**Polecenie**: Wyjaśnij w jednym do trzech zdań, dlaczego według tekstu o targach turystycznych Glob wizyta na nich na pewno pomoże komuś, kto nie ma jeszcze pomysłu na wakacje.

**Fragment tekstu**:

Nasza Loteria NaM - pasek na kartach artykułów

Glob w zasięgu ręki

JSZ
A może lato pod żaglami?   / ARKADIUSZ ŁAWRYWIANIEC
A może lato pod żaglami? / ARKADIUSZ ŁAWRYWIANIEC
Wczoraj na terenie Międzynarodowych Targów Katowickich rozpoczęły się targi turystyczne Glob. Swoją ofertę prezentuje na nich ponad 300 wystawców. Wśród nich zaprezentowało się aż 16 przedstawicielstw narodowych.

Wczoraj na terenie Międzynarodowych Targów Katowickich rozpoczęły się targi turystyczne Glob. Swoją ofertę prezentuje na nich ponad 300 wystawców. Wśród nich zaprezentowało się aż 16 przedstawicielstw narodowych. Do odwiedzenia swoich krajów zapraszają ambasadorzy i konsulowie. Są, między innymi, Chorwaci, Hiszpanie, Indonezyjczycy, Tunezyjczycy, Turcy, Węgrzy, Włosi. Bogatą ofertę i atrakcje prezentuje oczywiście Polska: jest zachodnie wybrzeże Bałtyku, Warmia, Mazury, Karkonosze, Beskid Sądecki i Żywiecki. Wyjątkowo licznie prezentują się gospodarstwa agroturystyczne. Zaskakuje też mnogość ofert uzdrowiskowych, od Buska Zdroju, przez Nałęczów po Polanicę Zdrój. Kto nie ma jeszcze pomysłu na wakacje, na pewno pomoże mu wizyta na Globie, zwłaszcza że obfitość propozycji wypoczynku dorównuje różnorodności cen.

**Przekazane wiersze**:
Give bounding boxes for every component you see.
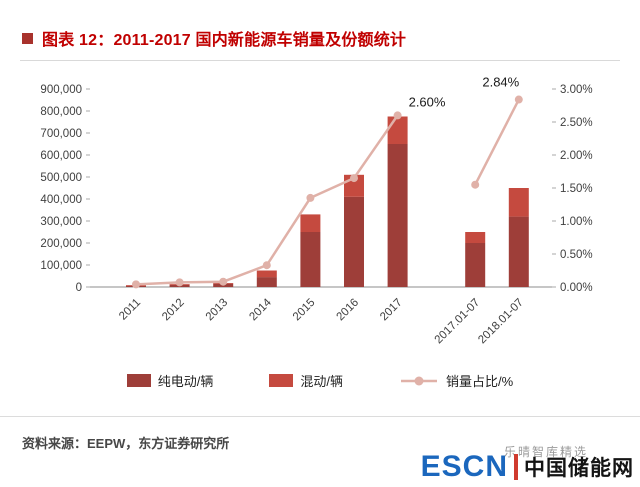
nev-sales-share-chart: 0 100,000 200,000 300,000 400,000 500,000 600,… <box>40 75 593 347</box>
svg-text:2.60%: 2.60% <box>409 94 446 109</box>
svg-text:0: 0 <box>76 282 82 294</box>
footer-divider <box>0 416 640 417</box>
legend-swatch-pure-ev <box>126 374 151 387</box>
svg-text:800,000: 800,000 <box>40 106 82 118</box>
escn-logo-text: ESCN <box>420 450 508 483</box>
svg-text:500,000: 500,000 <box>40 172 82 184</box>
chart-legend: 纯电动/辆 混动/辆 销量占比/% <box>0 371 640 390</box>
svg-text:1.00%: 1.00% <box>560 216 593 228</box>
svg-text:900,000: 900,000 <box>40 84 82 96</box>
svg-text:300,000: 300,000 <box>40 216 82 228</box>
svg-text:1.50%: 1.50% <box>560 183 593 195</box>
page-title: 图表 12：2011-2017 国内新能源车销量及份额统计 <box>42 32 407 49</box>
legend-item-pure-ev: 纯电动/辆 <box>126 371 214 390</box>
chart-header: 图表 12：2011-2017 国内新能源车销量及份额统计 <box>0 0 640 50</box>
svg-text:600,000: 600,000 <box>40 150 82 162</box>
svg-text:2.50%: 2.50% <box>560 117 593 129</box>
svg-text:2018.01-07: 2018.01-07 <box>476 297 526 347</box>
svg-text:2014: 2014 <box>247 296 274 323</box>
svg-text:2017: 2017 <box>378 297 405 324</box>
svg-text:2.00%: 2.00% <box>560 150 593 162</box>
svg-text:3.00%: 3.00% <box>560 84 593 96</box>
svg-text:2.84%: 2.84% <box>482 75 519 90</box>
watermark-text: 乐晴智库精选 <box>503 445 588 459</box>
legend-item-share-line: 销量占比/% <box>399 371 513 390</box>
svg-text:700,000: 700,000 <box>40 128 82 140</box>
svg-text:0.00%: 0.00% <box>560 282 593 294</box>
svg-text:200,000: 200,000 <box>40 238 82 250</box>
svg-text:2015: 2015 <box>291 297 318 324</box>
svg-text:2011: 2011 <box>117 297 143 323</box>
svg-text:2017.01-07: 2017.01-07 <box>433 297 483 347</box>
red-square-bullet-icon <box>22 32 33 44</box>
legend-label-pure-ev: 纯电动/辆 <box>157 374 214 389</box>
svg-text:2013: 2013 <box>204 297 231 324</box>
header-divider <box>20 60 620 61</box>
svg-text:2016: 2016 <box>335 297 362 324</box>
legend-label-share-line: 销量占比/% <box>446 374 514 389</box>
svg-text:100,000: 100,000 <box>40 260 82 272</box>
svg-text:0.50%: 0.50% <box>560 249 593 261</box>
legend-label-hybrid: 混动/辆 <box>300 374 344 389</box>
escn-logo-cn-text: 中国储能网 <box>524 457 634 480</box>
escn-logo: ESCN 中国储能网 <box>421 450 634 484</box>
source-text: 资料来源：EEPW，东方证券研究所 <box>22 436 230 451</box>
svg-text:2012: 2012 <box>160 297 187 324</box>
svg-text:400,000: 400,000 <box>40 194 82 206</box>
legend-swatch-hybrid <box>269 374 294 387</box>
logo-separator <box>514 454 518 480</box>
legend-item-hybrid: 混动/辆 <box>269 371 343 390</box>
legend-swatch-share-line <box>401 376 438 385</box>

---

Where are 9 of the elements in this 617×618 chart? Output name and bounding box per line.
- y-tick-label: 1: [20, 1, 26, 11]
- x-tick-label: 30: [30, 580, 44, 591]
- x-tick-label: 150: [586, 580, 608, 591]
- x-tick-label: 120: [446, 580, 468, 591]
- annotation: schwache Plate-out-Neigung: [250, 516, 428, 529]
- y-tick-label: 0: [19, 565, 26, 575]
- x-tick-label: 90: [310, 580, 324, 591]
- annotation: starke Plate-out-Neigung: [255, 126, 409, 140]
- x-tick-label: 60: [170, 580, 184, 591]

**Rozwiązanie**: Wizyta na targach pomoże takiej osobie zwłaszcza dlatego, że obfitość propozycji wypoczynku dorównuje tam różnorodności cen. Można więc znaleźć wiele ofert w różnych przedziałach cenowych.